## Available records
=======

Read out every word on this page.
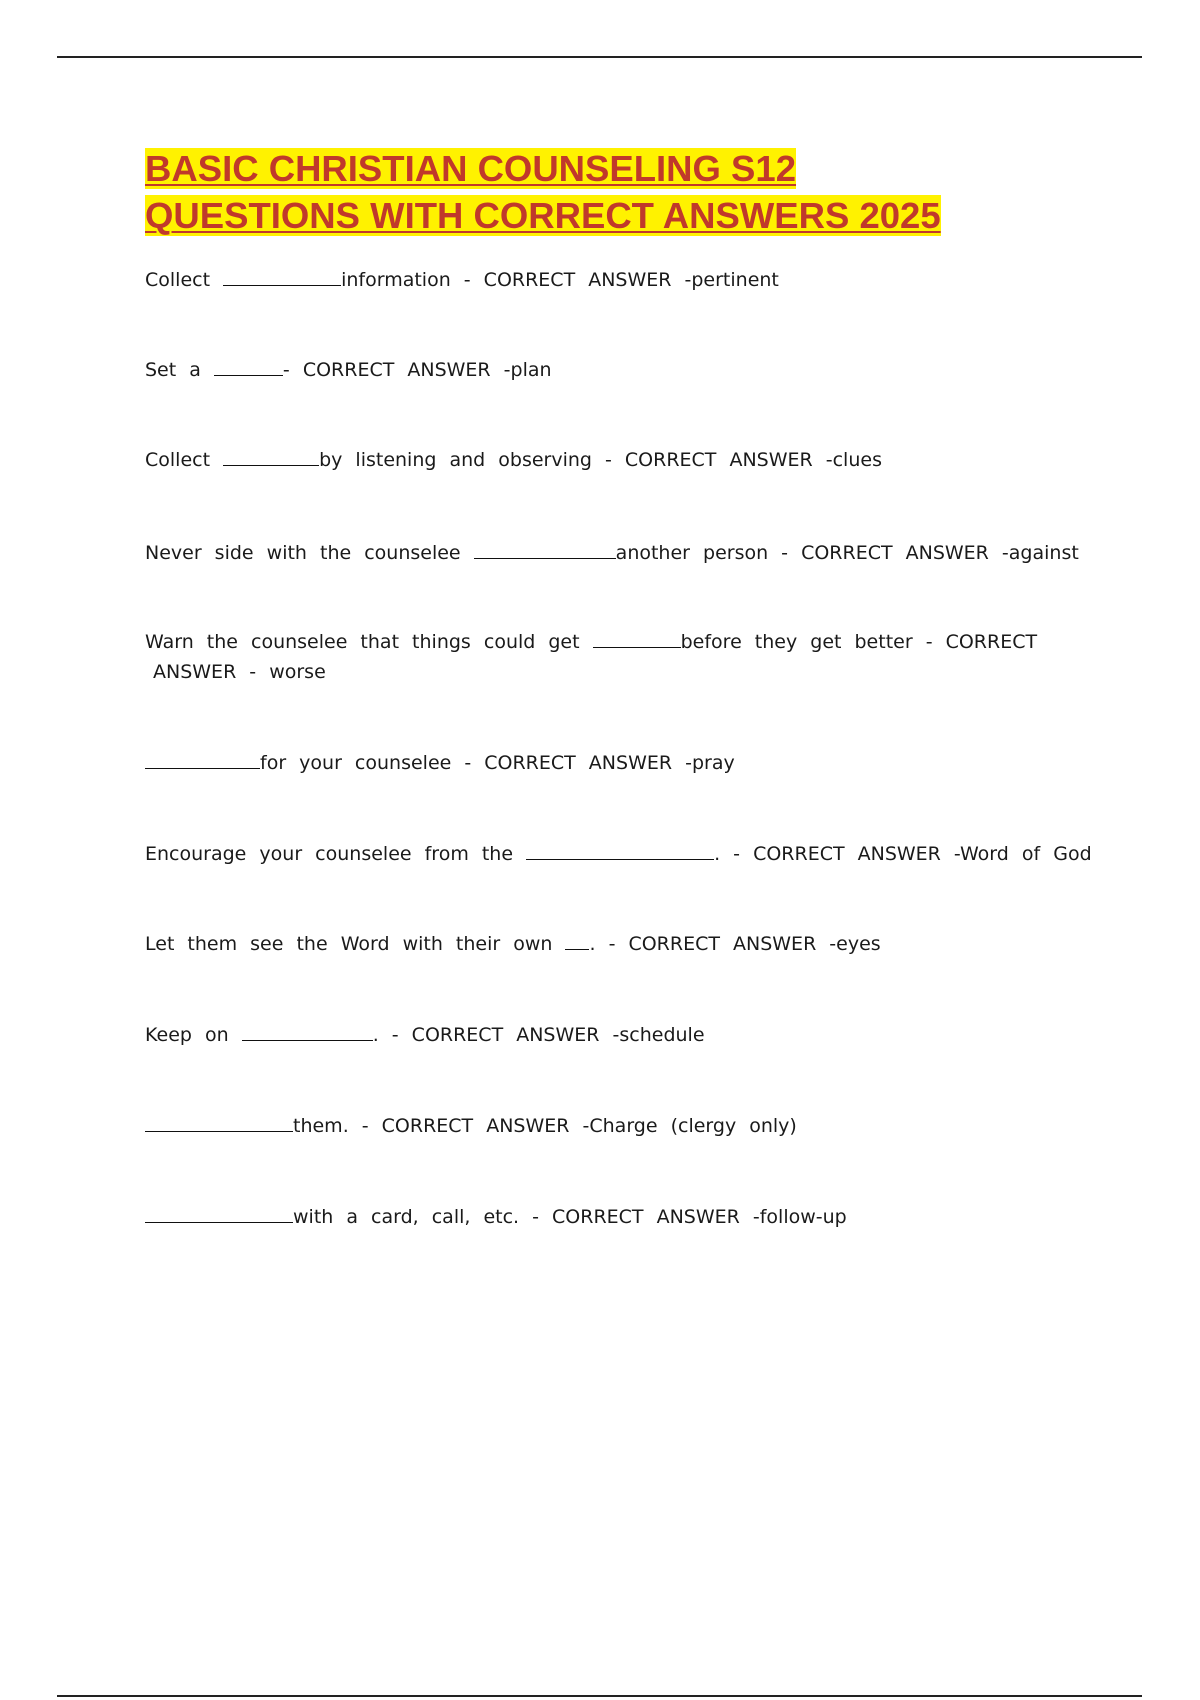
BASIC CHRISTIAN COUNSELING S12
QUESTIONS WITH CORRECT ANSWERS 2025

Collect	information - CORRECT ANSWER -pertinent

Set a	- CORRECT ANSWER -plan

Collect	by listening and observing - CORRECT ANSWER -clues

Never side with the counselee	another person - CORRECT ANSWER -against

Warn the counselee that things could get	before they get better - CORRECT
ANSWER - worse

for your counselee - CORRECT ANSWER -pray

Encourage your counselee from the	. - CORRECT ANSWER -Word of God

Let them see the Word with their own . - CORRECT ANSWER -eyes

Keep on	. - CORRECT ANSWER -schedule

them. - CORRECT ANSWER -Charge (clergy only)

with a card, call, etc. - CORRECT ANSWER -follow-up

=======

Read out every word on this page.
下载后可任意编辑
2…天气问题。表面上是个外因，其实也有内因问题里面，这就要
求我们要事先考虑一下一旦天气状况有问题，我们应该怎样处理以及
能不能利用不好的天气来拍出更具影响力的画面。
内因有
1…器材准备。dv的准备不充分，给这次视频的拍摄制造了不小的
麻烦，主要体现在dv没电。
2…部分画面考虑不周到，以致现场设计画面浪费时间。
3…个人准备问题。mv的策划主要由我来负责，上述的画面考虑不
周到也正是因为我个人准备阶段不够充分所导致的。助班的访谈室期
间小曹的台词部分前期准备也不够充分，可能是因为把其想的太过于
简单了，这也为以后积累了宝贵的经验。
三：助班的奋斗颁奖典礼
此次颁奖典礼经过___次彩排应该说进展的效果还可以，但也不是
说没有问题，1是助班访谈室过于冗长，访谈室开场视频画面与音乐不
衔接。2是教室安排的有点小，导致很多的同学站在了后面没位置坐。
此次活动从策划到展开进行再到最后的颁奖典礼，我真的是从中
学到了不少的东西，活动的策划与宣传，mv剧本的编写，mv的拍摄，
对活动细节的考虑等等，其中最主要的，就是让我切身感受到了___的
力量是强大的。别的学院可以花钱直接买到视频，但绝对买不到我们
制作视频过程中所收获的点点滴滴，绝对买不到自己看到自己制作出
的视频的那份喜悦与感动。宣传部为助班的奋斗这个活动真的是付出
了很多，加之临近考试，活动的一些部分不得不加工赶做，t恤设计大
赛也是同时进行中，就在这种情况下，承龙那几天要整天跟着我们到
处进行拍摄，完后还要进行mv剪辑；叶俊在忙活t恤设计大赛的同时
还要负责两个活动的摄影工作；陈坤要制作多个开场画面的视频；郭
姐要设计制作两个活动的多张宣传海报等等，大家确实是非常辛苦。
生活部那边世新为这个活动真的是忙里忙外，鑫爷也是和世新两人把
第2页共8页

=======

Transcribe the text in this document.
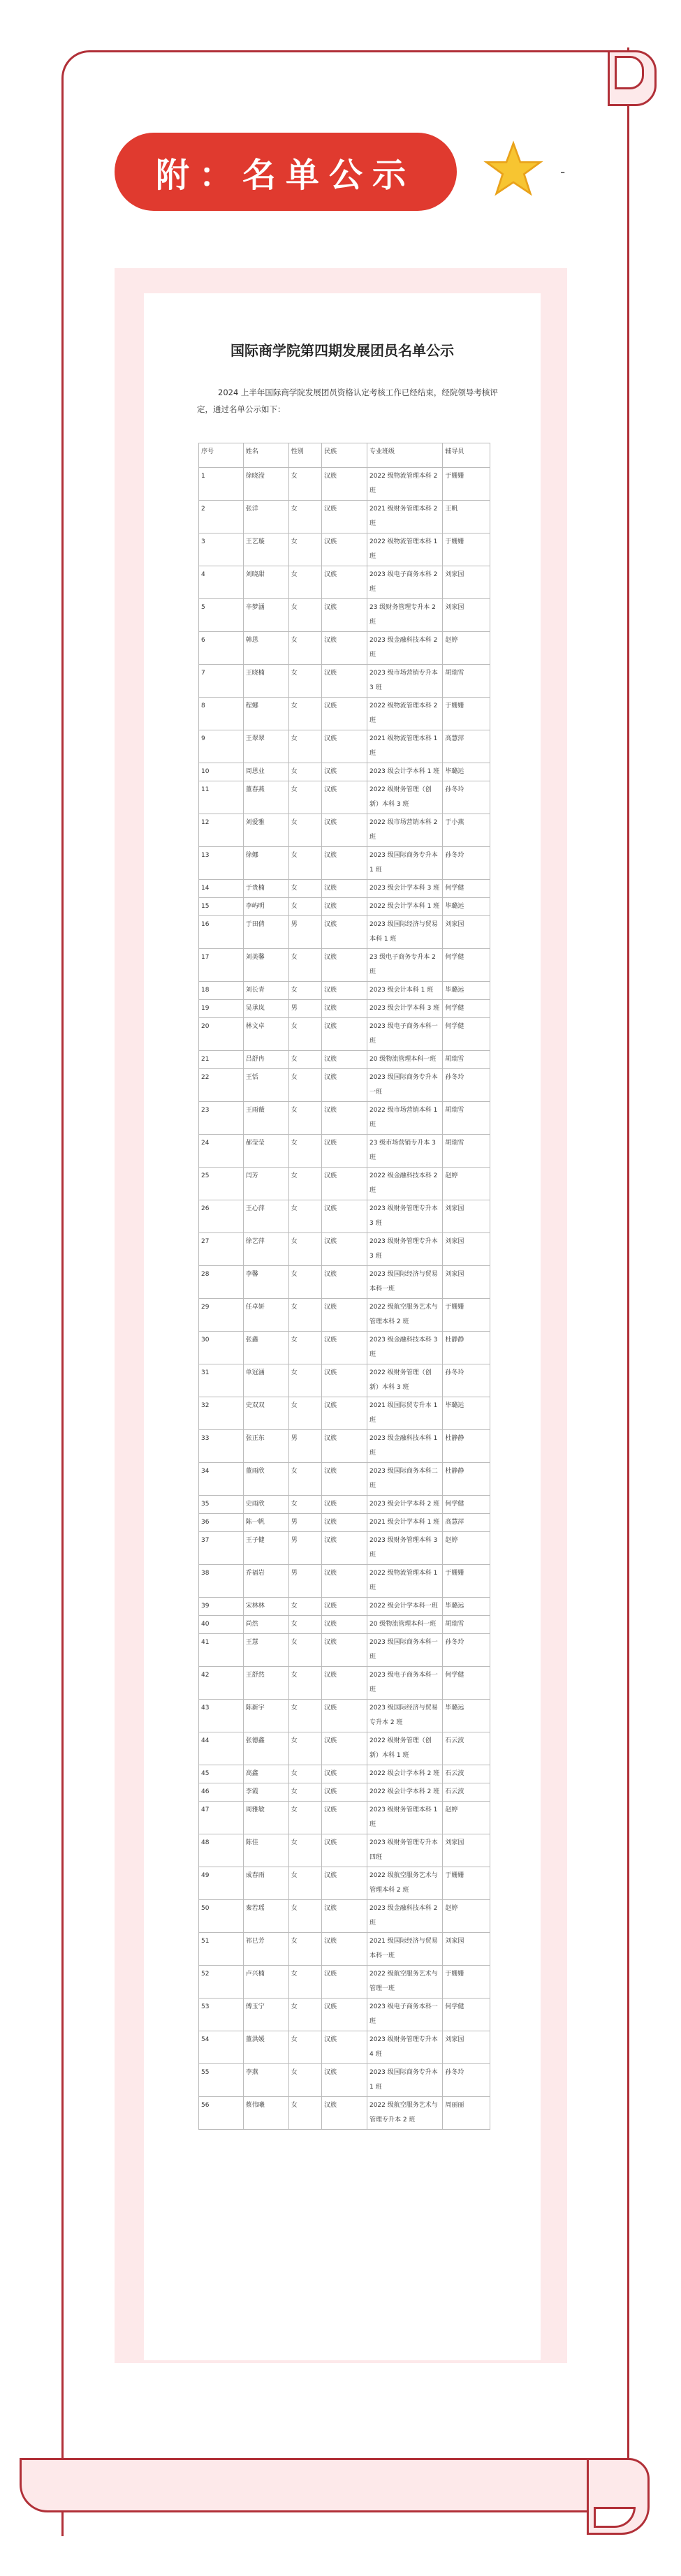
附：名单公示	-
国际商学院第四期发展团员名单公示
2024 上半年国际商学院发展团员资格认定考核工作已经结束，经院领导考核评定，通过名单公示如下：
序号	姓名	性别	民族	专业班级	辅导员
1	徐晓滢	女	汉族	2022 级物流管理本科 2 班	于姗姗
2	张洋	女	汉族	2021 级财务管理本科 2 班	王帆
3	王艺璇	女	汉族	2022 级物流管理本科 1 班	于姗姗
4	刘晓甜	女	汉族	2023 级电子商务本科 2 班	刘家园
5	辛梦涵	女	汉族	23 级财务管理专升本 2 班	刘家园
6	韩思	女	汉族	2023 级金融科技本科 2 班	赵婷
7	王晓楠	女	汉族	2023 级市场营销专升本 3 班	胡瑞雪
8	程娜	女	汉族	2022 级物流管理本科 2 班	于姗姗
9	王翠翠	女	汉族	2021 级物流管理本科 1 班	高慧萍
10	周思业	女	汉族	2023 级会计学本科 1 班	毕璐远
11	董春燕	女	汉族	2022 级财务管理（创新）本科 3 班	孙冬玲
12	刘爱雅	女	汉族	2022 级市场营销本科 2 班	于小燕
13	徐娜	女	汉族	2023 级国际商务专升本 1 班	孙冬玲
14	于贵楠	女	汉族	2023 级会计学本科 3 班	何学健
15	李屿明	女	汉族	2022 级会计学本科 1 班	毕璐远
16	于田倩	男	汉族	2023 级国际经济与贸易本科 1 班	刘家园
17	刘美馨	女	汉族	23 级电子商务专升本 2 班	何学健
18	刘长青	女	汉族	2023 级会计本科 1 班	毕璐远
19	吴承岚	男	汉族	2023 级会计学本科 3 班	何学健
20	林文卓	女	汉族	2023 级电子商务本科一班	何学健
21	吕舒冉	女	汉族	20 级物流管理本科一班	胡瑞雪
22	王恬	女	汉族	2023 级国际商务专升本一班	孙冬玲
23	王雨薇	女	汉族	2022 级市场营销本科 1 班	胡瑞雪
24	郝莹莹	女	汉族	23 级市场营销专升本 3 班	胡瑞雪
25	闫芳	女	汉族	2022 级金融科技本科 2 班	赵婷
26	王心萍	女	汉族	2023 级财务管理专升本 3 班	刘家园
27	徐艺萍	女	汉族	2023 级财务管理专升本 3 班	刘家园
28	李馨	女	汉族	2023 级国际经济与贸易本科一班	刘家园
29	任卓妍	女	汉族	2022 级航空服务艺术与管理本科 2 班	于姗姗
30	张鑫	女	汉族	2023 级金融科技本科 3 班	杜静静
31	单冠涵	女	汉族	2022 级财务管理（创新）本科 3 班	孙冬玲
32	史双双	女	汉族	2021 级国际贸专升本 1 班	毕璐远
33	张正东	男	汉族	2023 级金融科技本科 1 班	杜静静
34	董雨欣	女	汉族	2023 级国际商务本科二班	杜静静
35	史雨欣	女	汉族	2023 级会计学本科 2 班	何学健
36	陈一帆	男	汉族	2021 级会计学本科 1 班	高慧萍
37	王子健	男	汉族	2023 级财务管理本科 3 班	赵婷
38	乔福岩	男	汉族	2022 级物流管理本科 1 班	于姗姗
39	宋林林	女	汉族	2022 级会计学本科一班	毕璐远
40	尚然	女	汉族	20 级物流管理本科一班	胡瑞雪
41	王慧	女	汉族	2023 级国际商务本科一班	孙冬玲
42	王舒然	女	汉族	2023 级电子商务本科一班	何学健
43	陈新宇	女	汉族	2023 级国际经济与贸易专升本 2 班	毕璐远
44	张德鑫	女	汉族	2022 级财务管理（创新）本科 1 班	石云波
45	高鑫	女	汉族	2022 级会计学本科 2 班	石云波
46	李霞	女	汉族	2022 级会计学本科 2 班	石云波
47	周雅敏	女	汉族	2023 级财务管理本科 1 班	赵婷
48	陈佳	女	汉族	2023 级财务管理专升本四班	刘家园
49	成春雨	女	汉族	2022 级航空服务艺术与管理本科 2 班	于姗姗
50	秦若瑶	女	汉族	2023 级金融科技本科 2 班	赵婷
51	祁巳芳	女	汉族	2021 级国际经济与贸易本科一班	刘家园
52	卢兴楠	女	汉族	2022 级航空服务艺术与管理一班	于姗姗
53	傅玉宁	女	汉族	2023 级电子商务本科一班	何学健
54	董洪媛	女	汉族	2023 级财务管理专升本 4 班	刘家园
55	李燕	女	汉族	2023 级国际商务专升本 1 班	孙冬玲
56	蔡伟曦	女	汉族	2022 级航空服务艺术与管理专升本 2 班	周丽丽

=======

## Goal of the exercise
Show all lines in the entries above where the word "them" appears.

## Result for this exercise
Let them see the Word with their own . - CORRECT ANSWER -eyes
them. - CORRECT ANSWER -Charge (clergy only)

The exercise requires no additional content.